> _ENTRIES SUPPLIED_
-- Start --

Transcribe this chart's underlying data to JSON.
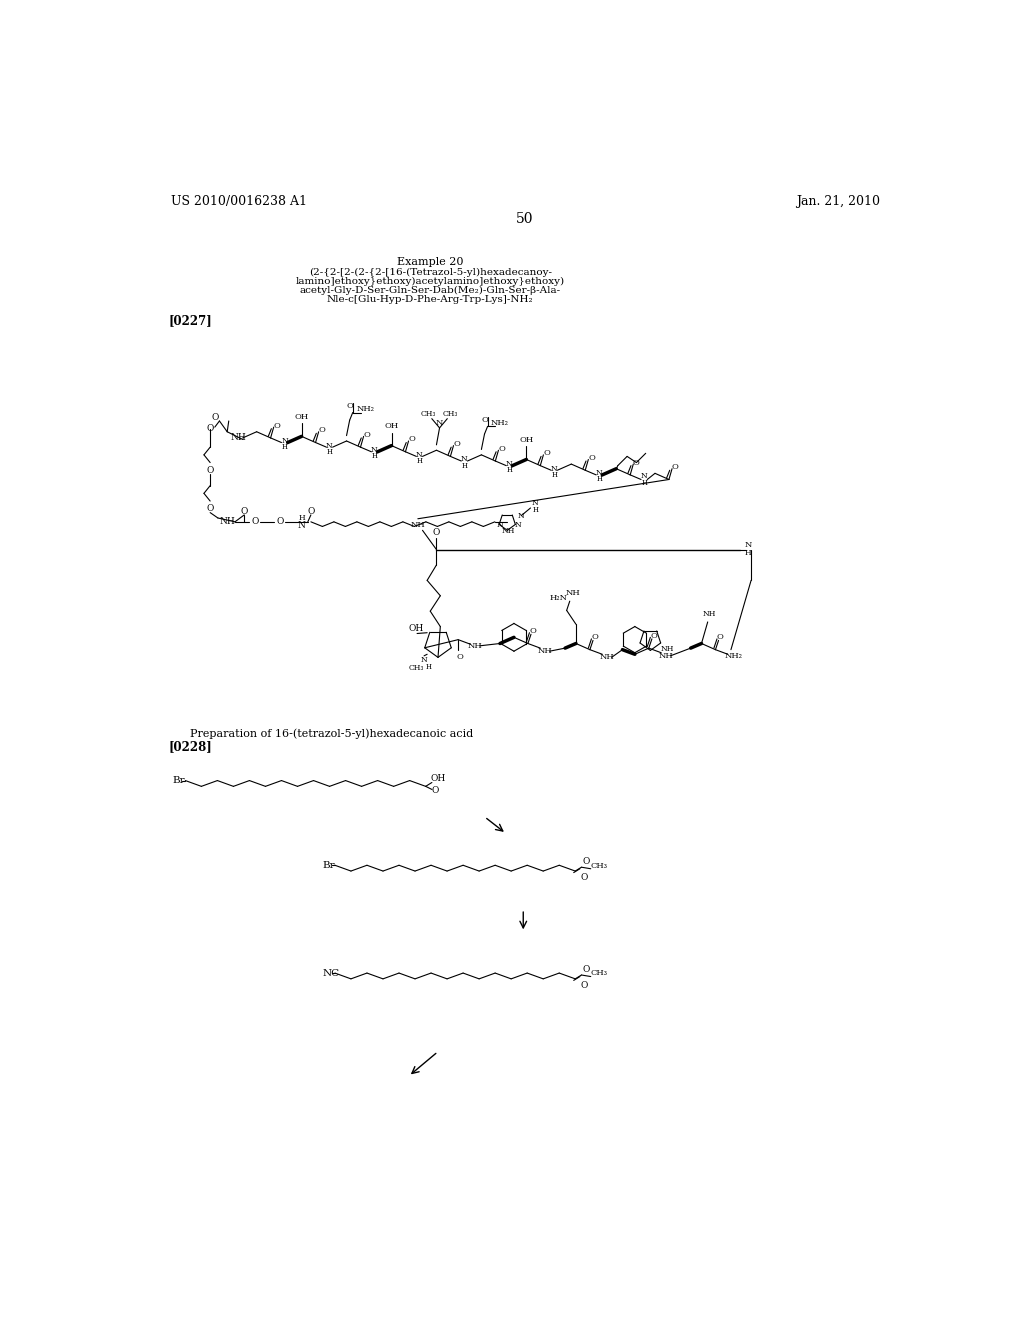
{
  "bg_color": "#ffffff",
  "header_left": "US 2010/0016238 A1",
  "header_right": "Jan. 21, 2010",
  "page_number": "50",
  "example_title": "Example 20",
  "subtitle_lines": [
    "(2-{2-[2-(2-{2-[16-(Tetrazol-5-yl)hexadecanoy-",
    "lamino]ethoxy}ethoxy)acetylamino]ethoxy}ethoxy)",
    "acetyl-Gly-D-Ser-Gln-Ser-Dab(Me₂)-Gln-Ser-β-Ala-",
    "Nle-c[Glu-Hyp-D-Phe-Arg-Trp-Lys]-NH₂"
  ],
  "para_0227": "[0227]",
  "prep_title": "Preparation of 16-(tetrazol-5-yl)hexadecanoic acid",
  "para_0228": "[0228]"
}
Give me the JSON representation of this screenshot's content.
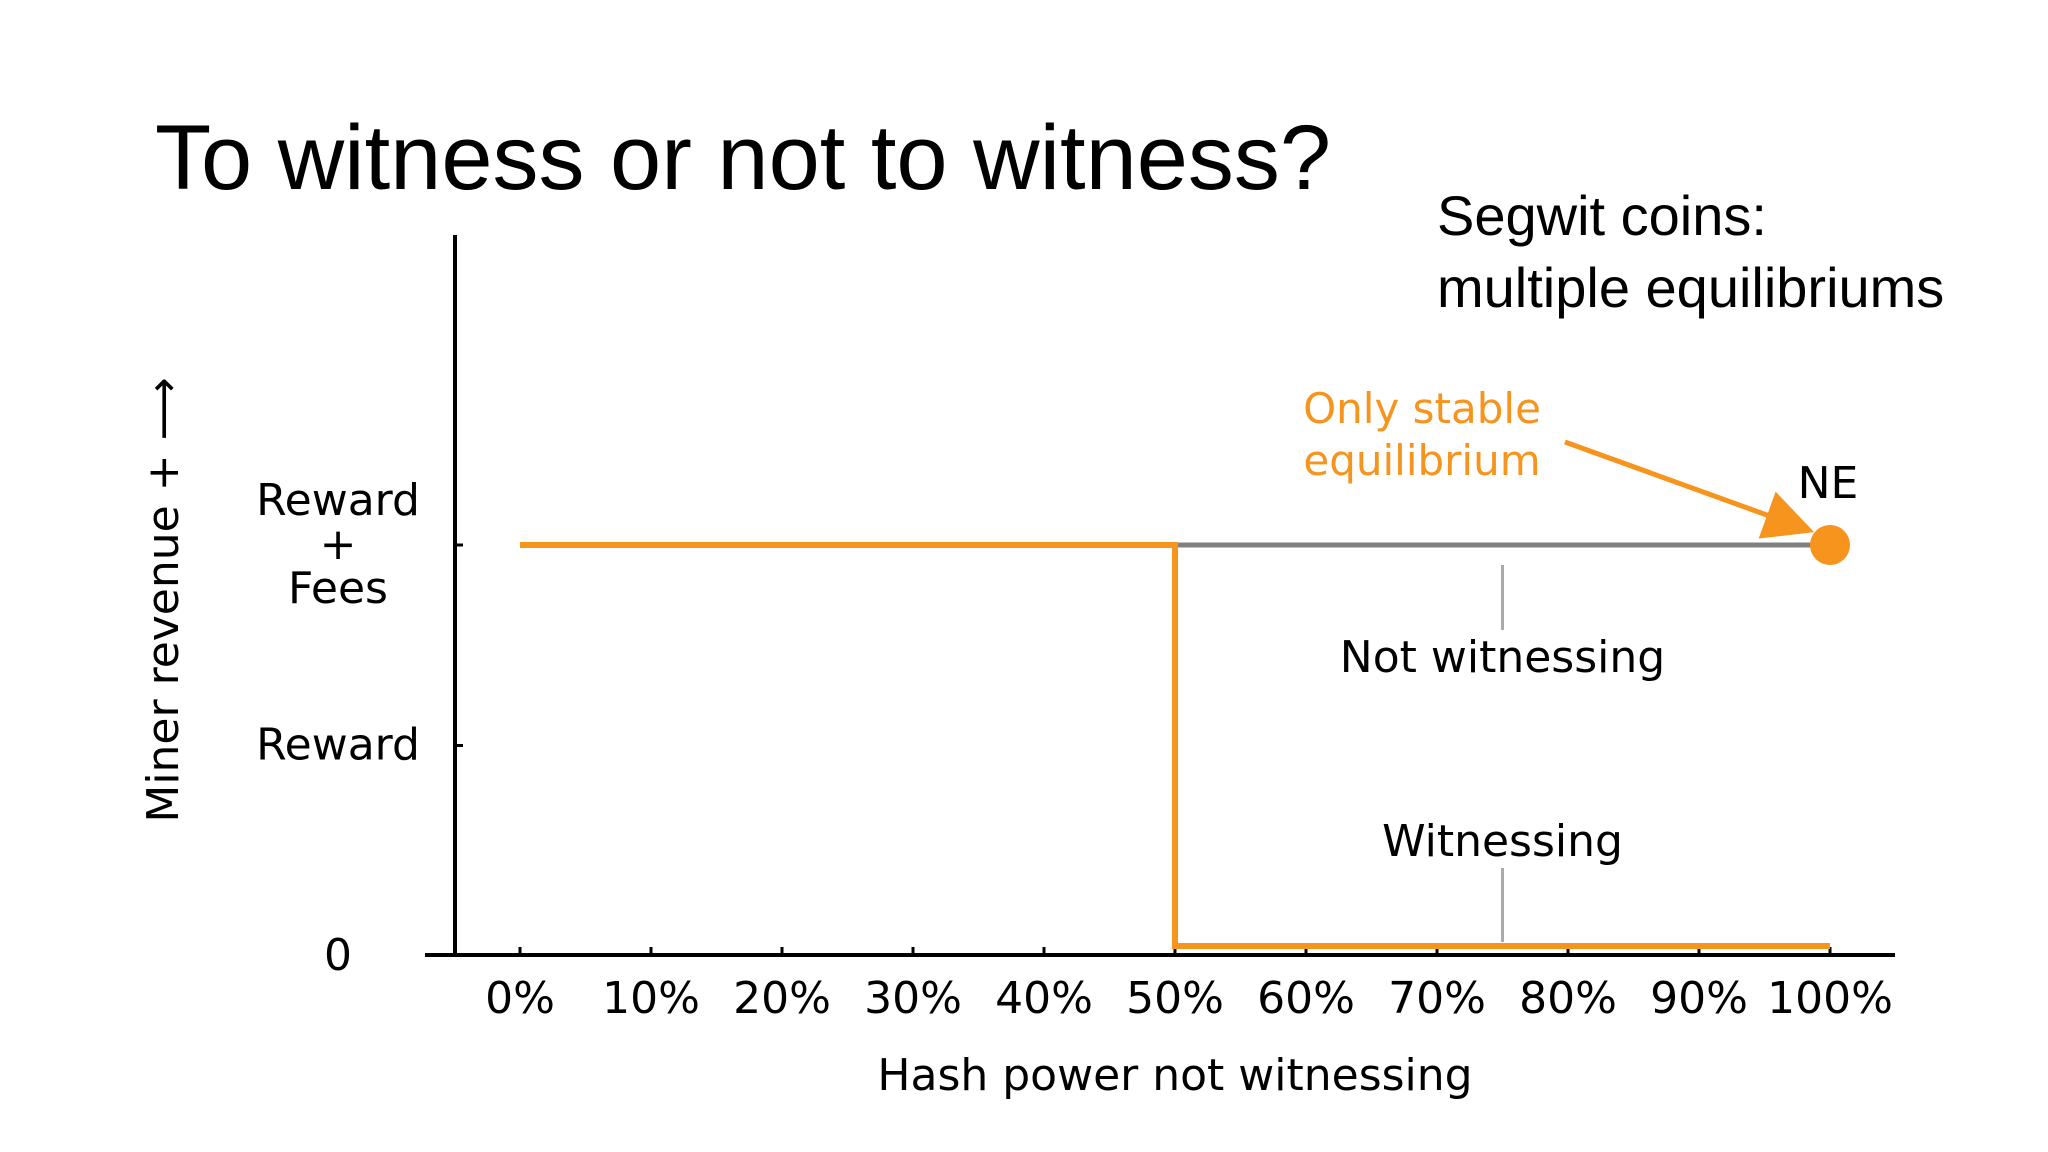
{
  "slide": {
    "title": "To witness or not to witness?",
    "subtitle_line1": "Segwit coins:",
    "subtitle_line2": "multiple equilibriums"
  },
  "chart_data": {
    "type": "line",
    "xlabel": "Hash power not witnessing",
    "ylabel": "Miner revenue  + ⟶",
    "x_ticks": [
      "0%",
      "10%",
      "20%",
      "30%",
      "40%",
      "50%",
      "60%",
      "70%",
      "80%",
      "90%",
      "100%"
    ],
    "xlim": [
      0,
      100
    ],
    "y_levels": [
      {
        "key": "zero",
        "value": 0,
        "label_lines": [
          "0"
        ]
      },
      {
        "key": "reward",
        "value": 1,
        "label_lines": [
          "Reward"
        ]
      },
      {
        "key": "reward_fees",
        "value": 2,
        "label_lines": [
          "Reward",
          "+",
          "Fees"
        ]
      }
    ],
    "ylim": [
      0,
      2
    ],
    "series": [
      {
        "name": "Not witnessing",
        "color": "#808080",
        "points": [
          [
            0,
            2
          ],
          [
            100,
            2
          ]
        ]
      },
      {
        "name": "Witnessing",
        "color": "#f7941d",
        "points": [
          [
            0,
            2
          ],
          [
            50,
            2
          ],
          [
            50,
            0
          ],
          [
            100,
            0
          ]
        ]
      }
    ],
    "annotations": [
      {
        "key": "ne",
        "text": "NE",
        "x": 100,
        "y": 2
      },
      {
        "key": "stable",
        "text_lines": [
          "Only stable",
          "equilibrium"
        ],
        "color": "#f7941d",
        "x": 100,
        "y": 2
      }
    ],
    "grid": false,
    "legend": "none"
  }
}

-- End --

> _WHAT IS REQUIRED_
Find the word "JSON" and list each line it appears in.

> _PROBLEM SOLUTION_
Transcribe this chart's underlying data to JSON.
Give me the JSON representation of this screenshot's content.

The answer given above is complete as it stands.